Dataset excerpts
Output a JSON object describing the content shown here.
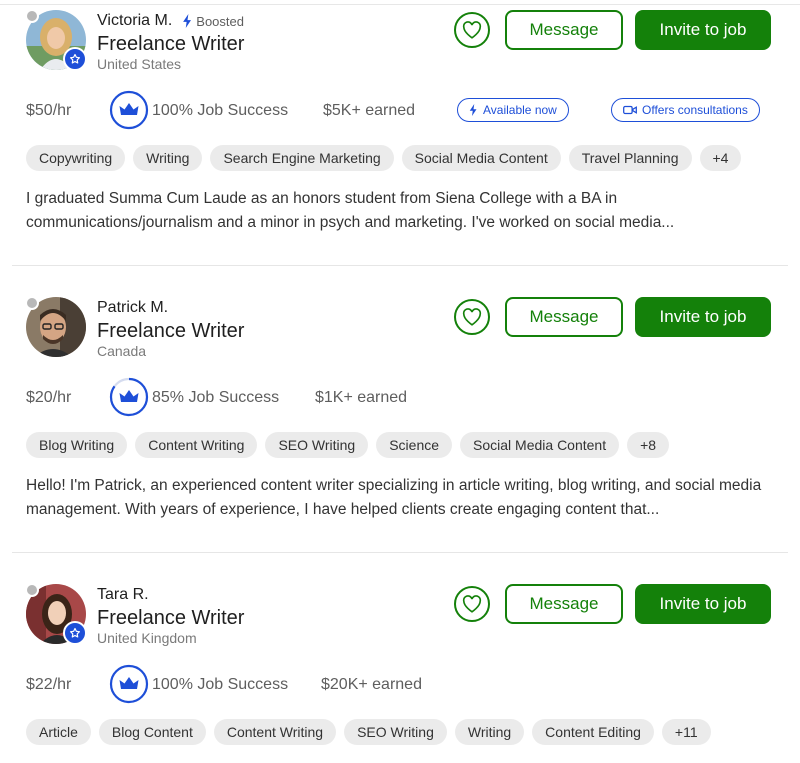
{
  "colors": {
    "accent_green": "#14810a",
    "badge_blue": "#1e4fd8",
    "chip_bg": "#ebebeb"
  },
  "icons": {
    "heart": "heart-icon",
    "bolt": "lightning-bolt-icon",
    "crown": "crown-icon",
    "video": "video-camera-icon",
    "star": "star-icon"
  },
  "freelancers": [
    {
      "name": "Victoria M.",
      "boosted_label": "Boosted",
      "title": "Freelance Writer",
      "location": "United States",
      "message_label": "Message",
      "invite_label": "Invite to job",
      "rate": "$50/hr",
      "job_success": "100% Job Success",
      "job_success_percent": 100,
      "earned": "$5K+ earned",
      "available_label": "Available now",
      "consult_label": "Offers consultations",
      "skills": [
        "Copywriting",
        "Writing",
        "Search Engine Marketing",
        "Social Media Content",
        "Travel Planning",
        "+4"
      ],
      "description": "I graduated Summa Cum Laude as an honors student from Siena College with a BA in communications/journalism and a minor in psych and marketing. I've worked on social media..."
    },
    {
      "name": "Patrick M.",
      "title": "Freelance Writer",
      "location": "Canada",
      "message_label": "Message",
      "invite_label": "Invite to job",
      "rate": "$20/hr",
      "job_success": "85% Job Success",
      "job_success_percent": 85,
      "earned": "$1K+ earned",
      "skills": [
        "Blog Writing",
        "Content Writing",
        "SEO Writing",
        "Science",
        "Social Media Content",
        "+8"
      ],
      "description": "Hello! I'm Patrick, an experienced content writer specializing in article writing, blog writing, and social media management. With years of experience, I have helped clients create engaging content that..."
    },
    {
      "name": "Tara R.",
      "title": "Freelance Writer",
      "location": "United Kingdom",
      "message_label": "Message",
      "invite_label": "Invite to job",
      "rate": "$22/hr",
      "job_success": "100% Job Success",
      "job_success_percent": 100,
      "earned": "$20K+ earned",
      "skills": [
        "Article",
        "Blog Content",
        "Content Writing",
        "SEO Writing",
        "Writing",
        "Content Editing",
        "+11"
      ],
      "description": ""
    }
  ]
}
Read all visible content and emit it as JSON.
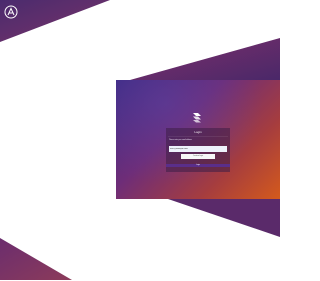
{
  "brand": {
    "corner_logo_icon": "a-arrow-logo-icon",
    "app_logo_icon": "stacked-chevron-logo-icon",
    "colors": {
      "purple_dark": "#3e2a83",
      "magenta": "#6e2d78",
      "orange": "#d45a1c",
      "band": "#5a2e8a"
    }
  },
  "login": {
    "title": "Login",
    "hint": "Please enter your email address",
    "email_value": "user@example.com",
    "submit_label": "Continue login",
    "footer_text": "Login"
  }
}
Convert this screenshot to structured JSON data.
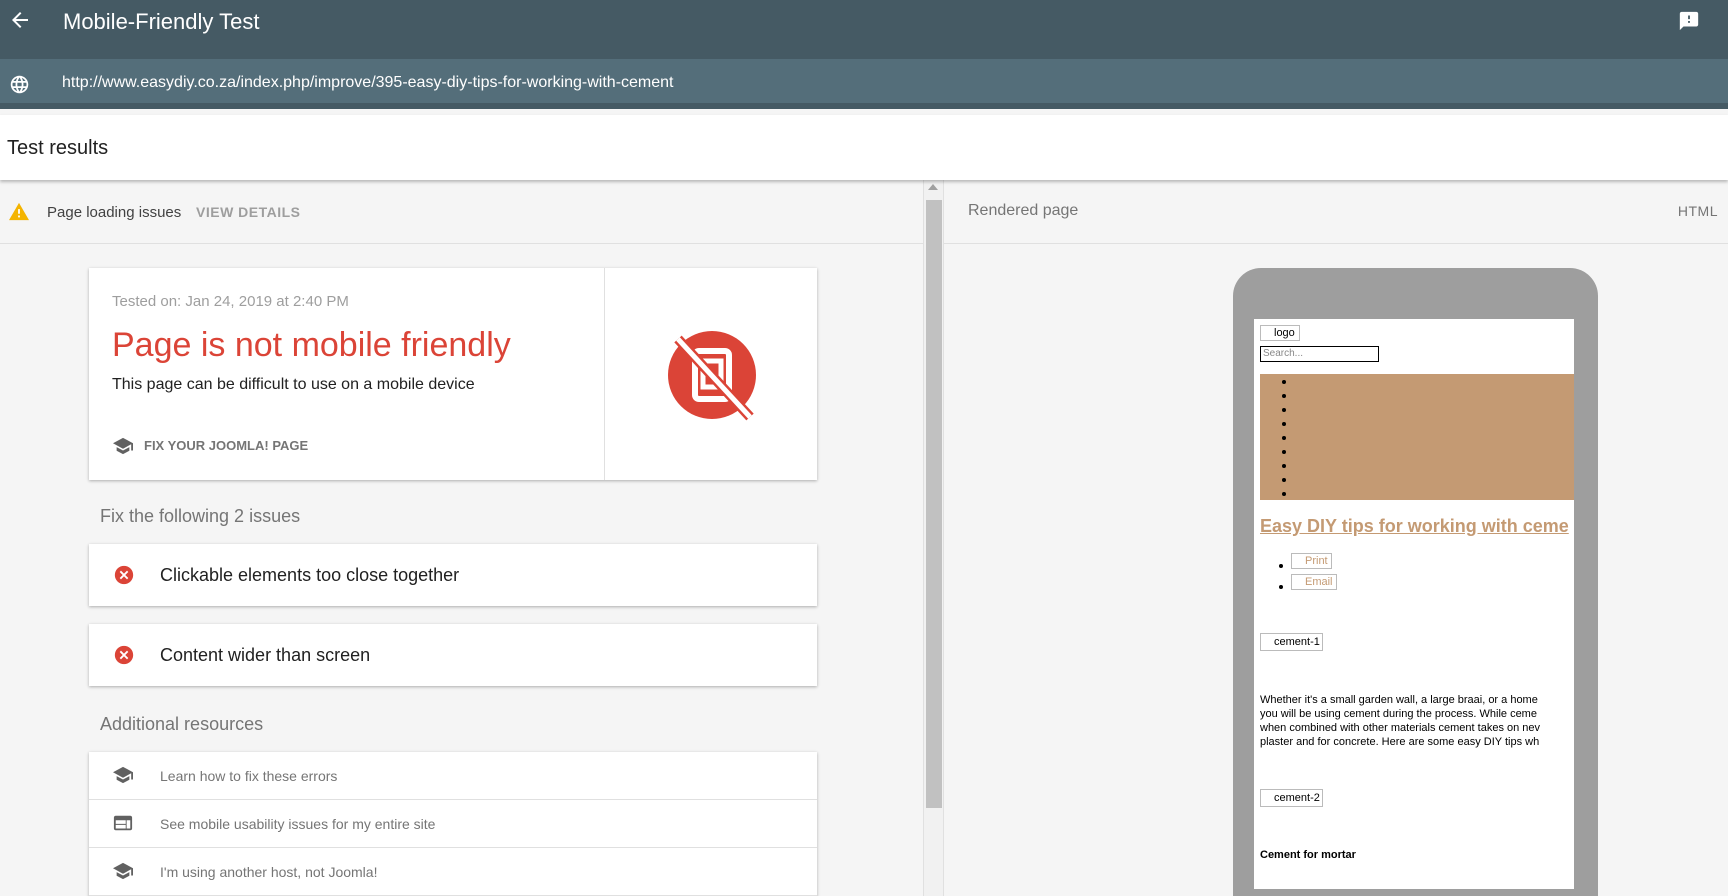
{
  "appbar": {
    "title": "Mobile-Friendly Test",
    "back_icon": "arrow-back-icon",
    "feedback_icon": "feedback-icon"
  },
  "urlbar": {
    "url": "http://www.easydiy.co.za/index.php/improve/395-easy-diy-tips-for-working-with-cement",
    "icon": "globe-icon"
  },
  "results": {
    "title": "Test results"
  },
  "loading": {
    "label": "Page loading issues",
    "view_details": "VIEW DETAILS"
  },
  "verdict": {
    "tested_on": "Tested on: Jan 24, 2019 at 2:40 PM",
    "headline": "Page is not mobile friendly",
    "subtext": "This page can be difficult to use on a mobile device",
    "fix_link": "FIX YOUR JOOMLA! PAGE",
    "color": "#db4437"
  },
  "issues": {
    "heading": "Fix the following 2 issues",
    "items": [
      {
        "label": "Clickable elements too close together"
      },
      {
        "label": "Content wider than screen"
      }
    ]
  },
  "resources": {
    "heading": "Additional resources",
    "items": [
      {
        "label": "Learn how to fix these errors",
        "icon": "school-icon"
      },
      {
        "label": "See mobile usability issues for my entire site",
        "icon": "web-icon"
      },
      {
        "label": "I'm using another host, not Joomla!",
        "icon": "school-icon"
      }
    ]
  },
  "rendered": {
    "label": "Rendered page",
    "html_tab": "HTML",
    "page": {
      "logo": "logo",
      "search_placeholder": "Search...",
      "nav_color": "#c49a73",
      "article_title": "Easy DIY tips for working with ceme",
      "print": "Print",
      "email": "Email",
      "img1": "cement-1",
      "img2": "cement-2",
      "paragraph": "Whether it's a small garden wall, a large braai, or a home\nyou will be using cement during the process. While ceme\nwhen combined with other materials cement takes on nev\nplaster and for concrete. Here are some easy DIY tips wh",
      "subheading": "Cement for mortar"
    }
  }
}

EXERCISE
Pick out lines containing the word "Search", each one as written.

SOLUTION TO THE PROBLEM
        "Search Engine Marketing",
      "search_placeholder": "Search...",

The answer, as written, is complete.